=== TEXT SECTION ===
A one-way ANOVA for Ability Spreadsheet

[Database Administrator]

Sub Oneway()
'One-way ANOVA with unbalanced treatment groups
'Data are expected to be organized as variables in columns
' rows - cases
'The first row of the selected data block should be text = names of
treatments

Dim IntRawDatRows
Dim IntRawDatCols

set RawDat = Selection

intRawDatRows = GetnumRows(RawDat.Address)
intRawDatCols = RawDat.Count / intRawDatRows

Redim dblDat(intRawDatCols, intRawDatRows - 1)
Redim strTreatNam(intRawDatCols)
Redim dblReplicates(intRawDatCols)
Redim dblMeans(intRawDatCols)
Redim dblStdErrors(intRawDatCols)
Redim dblResiduals(intRawDatCols, IntRawDatRows - 1)
Redim StrOWRowLables(5)
Redim StrOWColLables(6)

=== DATASET ===
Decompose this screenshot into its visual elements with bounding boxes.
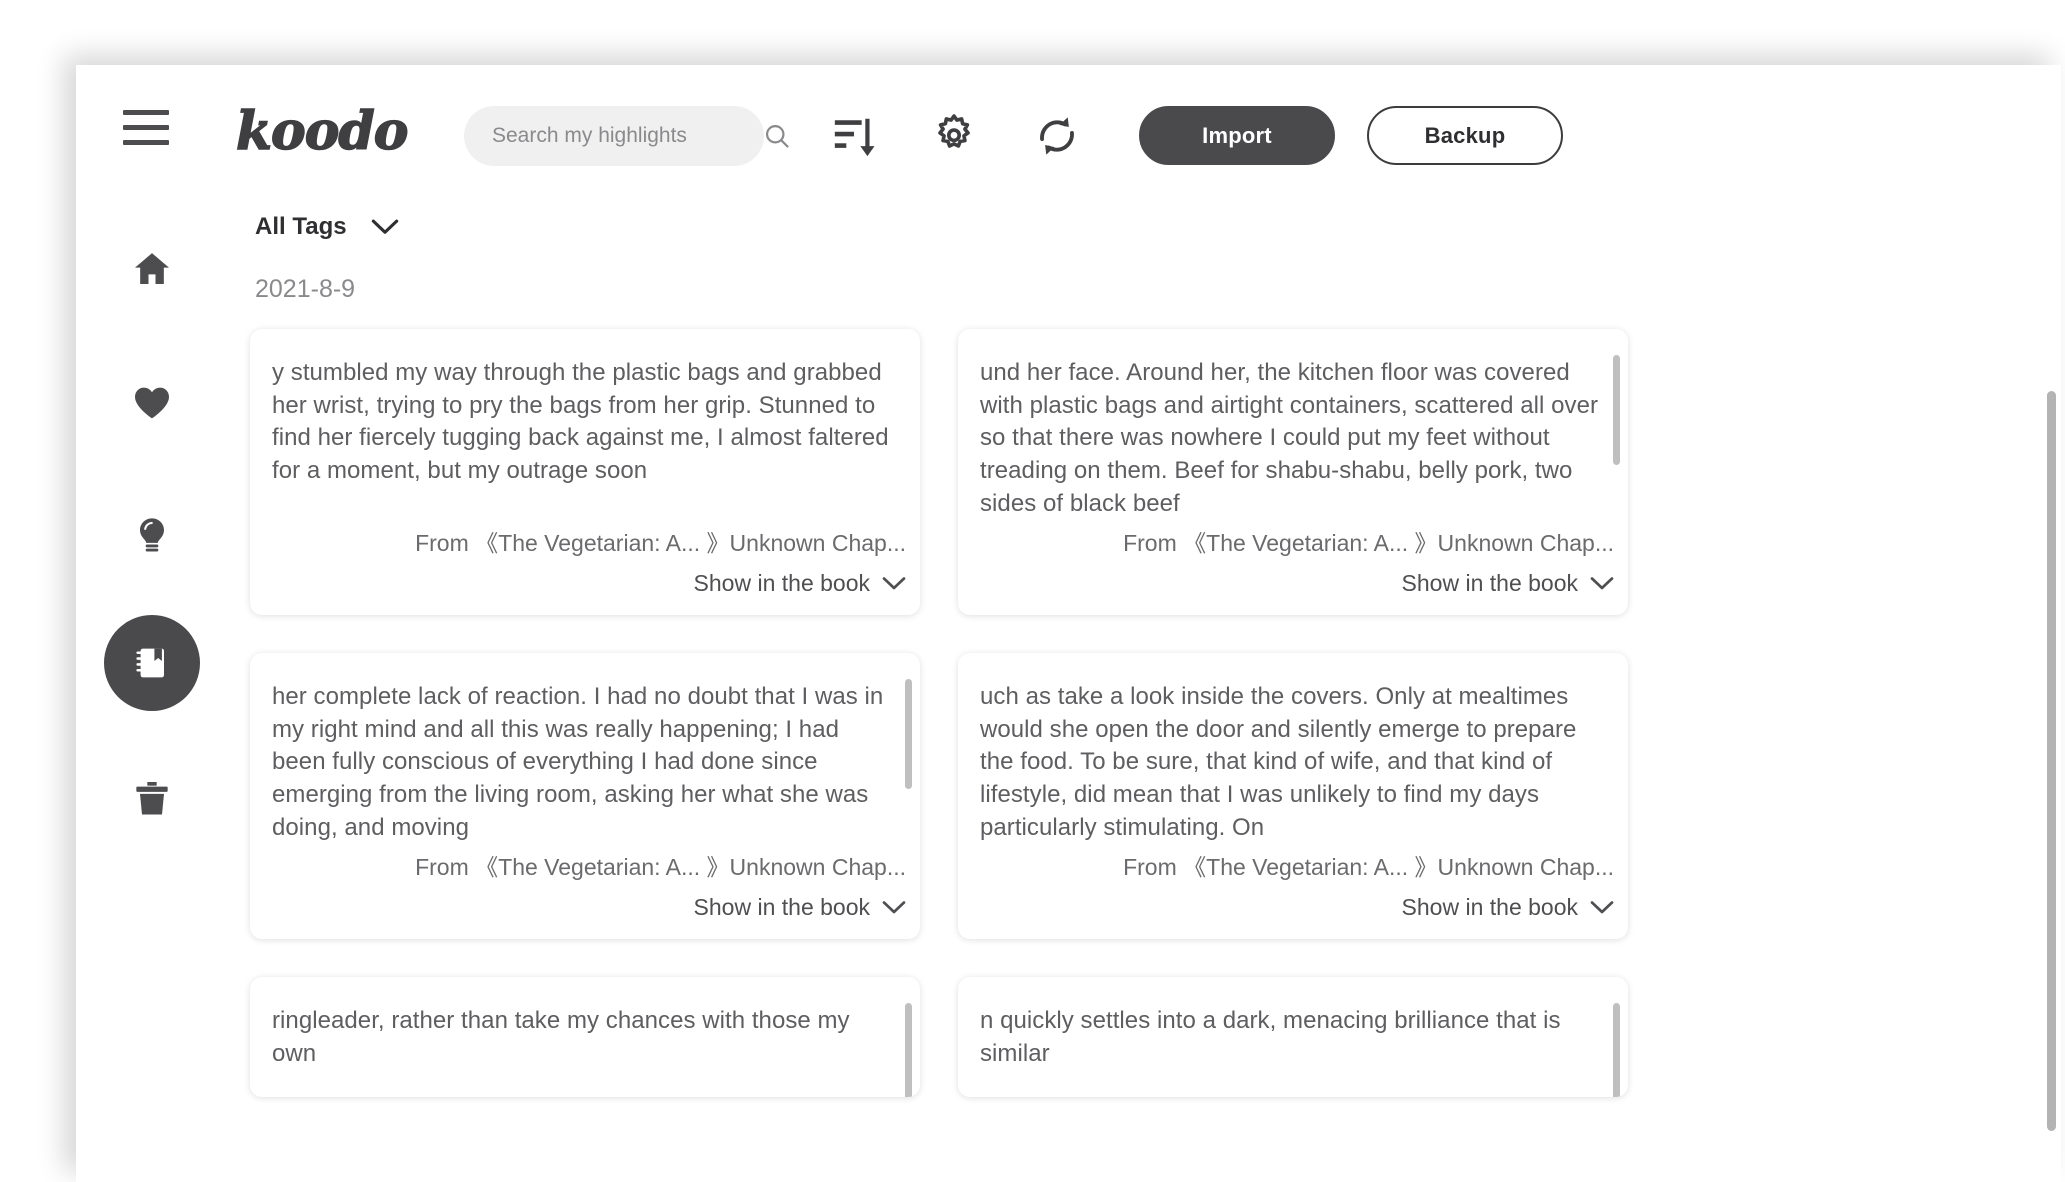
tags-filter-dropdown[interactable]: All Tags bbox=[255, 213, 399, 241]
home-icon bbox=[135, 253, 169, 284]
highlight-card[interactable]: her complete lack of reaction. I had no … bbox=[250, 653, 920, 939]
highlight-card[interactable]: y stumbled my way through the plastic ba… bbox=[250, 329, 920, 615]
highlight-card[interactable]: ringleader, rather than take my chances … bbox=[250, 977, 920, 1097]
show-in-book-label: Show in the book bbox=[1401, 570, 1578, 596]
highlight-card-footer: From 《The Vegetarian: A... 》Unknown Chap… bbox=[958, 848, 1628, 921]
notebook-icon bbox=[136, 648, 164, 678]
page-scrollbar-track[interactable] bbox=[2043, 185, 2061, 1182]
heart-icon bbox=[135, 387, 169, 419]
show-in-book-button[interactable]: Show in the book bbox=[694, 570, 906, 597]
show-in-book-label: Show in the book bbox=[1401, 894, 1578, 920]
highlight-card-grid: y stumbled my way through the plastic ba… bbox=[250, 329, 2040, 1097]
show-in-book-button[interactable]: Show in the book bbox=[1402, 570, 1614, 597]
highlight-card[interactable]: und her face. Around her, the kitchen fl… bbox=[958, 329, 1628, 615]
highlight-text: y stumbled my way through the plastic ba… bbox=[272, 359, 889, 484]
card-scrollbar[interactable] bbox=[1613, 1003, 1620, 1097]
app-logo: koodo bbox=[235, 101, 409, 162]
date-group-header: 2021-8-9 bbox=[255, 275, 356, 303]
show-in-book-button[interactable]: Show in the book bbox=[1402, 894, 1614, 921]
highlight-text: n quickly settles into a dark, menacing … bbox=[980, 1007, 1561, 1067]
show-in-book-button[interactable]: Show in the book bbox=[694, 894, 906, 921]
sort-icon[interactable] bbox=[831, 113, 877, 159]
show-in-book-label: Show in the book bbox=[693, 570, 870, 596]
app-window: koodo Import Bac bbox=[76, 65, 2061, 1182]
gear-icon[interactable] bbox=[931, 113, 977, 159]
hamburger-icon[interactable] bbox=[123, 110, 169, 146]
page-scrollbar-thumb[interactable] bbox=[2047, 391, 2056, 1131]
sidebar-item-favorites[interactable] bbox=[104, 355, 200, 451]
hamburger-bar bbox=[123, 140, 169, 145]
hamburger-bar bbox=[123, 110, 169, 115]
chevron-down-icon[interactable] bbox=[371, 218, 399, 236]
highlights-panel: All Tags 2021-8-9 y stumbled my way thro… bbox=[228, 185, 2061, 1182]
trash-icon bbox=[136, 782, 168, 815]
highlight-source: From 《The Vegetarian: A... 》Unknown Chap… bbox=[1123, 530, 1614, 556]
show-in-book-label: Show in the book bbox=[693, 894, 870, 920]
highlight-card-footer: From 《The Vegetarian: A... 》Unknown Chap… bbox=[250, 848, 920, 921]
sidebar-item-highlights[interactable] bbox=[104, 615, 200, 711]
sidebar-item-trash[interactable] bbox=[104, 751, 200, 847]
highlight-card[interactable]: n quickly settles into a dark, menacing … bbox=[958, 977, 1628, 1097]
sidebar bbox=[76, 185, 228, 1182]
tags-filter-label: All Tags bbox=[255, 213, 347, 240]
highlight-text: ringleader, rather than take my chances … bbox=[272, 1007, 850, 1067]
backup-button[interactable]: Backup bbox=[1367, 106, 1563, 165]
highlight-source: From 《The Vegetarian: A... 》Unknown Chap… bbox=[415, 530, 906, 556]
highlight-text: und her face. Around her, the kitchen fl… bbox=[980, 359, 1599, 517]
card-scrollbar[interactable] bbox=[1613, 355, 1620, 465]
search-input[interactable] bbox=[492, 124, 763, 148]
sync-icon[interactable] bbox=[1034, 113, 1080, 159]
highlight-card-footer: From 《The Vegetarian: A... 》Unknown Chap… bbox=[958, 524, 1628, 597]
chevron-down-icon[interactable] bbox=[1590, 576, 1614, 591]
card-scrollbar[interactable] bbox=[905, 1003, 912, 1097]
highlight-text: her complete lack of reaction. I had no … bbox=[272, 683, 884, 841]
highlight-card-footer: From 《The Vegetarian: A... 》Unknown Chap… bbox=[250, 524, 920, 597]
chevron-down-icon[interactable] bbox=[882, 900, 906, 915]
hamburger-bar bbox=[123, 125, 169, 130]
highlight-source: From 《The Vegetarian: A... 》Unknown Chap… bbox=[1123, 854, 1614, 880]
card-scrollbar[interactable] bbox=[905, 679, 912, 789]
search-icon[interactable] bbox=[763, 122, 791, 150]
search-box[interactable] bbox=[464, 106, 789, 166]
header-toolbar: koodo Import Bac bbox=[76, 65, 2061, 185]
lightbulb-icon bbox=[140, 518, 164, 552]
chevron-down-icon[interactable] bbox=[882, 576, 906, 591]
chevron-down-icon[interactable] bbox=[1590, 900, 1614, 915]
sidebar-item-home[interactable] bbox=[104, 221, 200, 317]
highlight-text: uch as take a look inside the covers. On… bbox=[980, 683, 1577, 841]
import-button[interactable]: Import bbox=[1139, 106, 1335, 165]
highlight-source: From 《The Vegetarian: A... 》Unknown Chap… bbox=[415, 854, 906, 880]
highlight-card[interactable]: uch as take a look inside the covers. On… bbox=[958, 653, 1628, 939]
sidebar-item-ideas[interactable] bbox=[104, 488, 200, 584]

==

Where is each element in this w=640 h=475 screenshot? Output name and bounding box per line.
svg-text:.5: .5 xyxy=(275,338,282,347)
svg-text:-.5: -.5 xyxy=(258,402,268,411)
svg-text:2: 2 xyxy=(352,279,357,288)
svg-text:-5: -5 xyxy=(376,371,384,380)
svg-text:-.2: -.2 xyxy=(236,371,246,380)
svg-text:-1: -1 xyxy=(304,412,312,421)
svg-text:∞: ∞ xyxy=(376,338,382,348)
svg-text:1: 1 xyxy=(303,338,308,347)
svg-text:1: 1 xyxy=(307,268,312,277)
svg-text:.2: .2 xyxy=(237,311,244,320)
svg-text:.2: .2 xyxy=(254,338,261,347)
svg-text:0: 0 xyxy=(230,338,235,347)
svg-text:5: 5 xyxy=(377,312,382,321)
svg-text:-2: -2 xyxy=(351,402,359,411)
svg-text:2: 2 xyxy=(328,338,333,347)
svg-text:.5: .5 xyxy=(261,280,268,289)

==

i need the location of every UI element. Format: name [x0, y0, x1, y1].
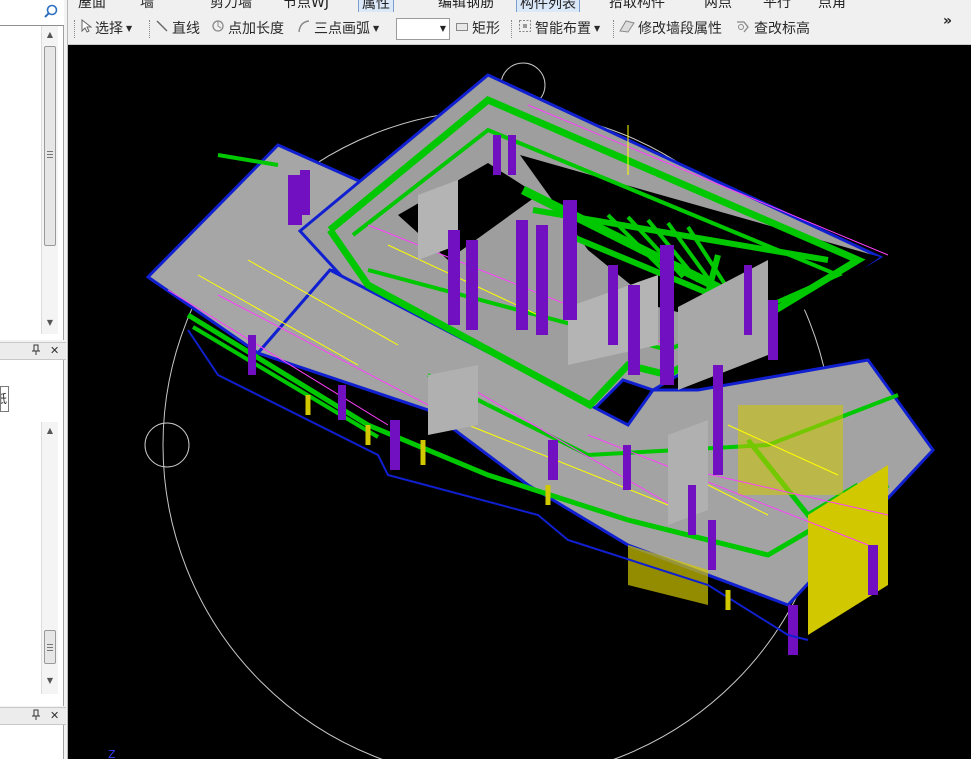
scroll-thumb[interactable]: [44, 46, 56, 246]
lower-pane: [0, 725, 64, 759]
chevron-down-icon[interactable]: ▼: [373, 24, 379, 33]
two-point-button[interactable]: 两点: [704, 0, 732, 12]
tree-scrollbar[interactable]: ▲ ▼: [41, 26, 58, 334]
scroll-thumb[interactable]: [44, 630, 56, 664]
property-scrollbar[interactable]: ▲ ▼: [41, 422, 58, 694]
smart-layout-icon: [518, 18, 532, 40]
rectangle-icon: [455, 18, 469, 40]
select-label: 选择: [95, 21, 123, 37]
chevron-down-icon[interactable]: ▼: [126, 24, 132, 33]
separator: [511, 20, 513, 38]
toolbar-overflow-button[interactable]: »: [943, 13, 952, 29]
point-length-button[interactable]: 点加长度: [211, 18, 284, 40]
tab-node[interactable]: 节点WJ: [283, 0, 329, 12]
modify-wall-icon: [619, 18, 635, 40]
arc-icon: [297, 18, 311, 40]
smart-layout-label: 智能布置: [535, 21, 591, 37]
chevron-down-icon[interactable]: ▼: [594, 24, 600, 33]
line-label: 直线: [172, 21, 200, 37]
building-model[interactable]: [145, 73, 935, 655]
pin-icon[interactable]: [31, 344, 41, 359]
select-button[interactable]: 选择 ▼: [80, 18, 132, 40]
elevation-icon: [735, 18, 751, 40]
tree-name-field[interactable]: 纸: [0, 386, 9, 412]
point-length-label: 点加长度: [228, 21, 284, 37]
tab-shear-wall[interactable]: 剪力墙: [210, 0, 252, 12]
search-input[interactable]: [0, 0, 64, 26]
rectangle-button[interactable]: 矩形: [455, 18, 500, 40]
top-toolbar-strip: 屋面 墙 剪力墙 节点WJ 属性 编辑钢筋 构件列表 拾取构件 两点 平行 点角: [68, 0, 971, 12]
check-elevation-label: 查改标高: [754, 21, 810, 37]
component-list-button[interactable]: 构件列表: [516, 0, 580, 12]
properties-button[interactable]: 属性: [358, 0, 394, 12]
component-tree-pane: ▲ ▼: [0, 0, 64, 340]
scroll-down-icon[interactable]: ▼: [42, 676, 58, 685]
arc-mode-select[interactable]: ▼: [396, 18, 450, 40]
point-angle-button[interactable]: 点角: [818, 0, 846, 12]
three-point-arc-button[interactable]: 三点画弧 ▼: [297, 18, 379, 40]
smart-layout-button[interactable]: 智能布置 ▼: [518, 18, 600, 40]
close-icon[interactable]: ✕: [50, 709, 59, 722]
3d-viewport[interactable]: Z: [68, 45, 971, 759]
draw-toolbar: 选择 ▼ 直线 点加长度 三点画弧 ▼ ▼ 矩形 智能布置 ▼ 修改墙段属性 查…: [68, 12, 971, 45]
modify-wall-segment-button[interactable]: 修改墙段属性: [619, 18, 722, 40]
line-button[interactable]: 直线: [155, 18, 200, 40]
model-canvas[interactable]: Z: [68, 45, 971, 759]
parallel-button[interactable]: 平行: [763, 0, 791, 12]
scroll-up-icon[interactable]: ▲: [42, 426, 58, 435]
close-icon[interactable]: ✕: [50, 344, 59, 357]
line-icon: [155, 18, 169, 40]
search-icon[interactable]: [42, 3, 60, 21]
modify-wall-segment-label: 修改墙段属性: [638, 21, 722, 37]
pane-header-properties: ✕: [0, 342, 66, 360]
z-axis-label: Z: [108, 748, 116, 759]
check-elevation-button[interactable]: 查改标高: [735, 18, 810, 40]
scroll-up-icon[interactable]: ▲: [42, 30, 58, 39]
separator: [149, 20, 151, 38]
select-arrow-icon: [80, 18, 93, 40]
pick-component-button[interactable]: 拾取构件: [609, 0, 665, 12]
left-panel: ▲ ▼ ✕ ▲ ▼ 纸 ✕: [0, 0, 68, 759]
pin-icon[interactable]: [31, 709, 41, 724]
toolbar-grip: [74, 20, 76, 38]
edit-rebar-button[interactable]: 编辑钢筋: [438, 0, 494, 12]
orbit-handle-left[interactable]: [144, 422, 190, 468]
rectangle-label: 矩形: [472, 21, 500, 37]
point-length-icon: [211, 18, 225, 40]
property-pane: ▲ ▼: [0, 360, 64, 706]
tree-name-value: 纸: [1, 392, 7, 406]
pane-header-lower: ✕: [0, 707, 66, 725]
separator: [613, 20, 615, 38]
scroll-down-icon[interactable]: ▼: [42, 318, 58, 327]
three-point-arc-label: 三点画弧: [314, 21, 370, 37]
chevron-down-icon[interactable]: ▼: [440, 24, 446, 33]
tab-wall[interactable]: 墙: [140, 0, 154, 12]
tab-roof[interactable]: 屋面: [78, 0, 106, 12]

=== TASK LIST ===
A) Duplicate the passage of the one-way ANOVA code from "intRawDatCols = RawDat.Count" to "Redim dblMeans(intRawDatCols)".
B) Extract every line of the records that contains the string "thumb", matching case exactly.
The one-way ANOVA code and the records are unrelated to each other.

=== FULL ANSWERS ===
A)
intRawDatCols = RawDat.Count / intRawDatRows

Redim dblDat(intRawDatCols, intRawDatRows - 1)
Redim strTreatNam(intRawDatCols)
Redim dblReplicates(intRawDatCols)
Redim dblMeans(intRawDatCols)

B)
page-scrollbar-thumb[interactable] bbox=[2047, 391, 2056, 1131]
scroll-thumb[interactable]: [44, 46, 56, 246]
scroll-thumb[interactable]: [44, 630, 56, 664]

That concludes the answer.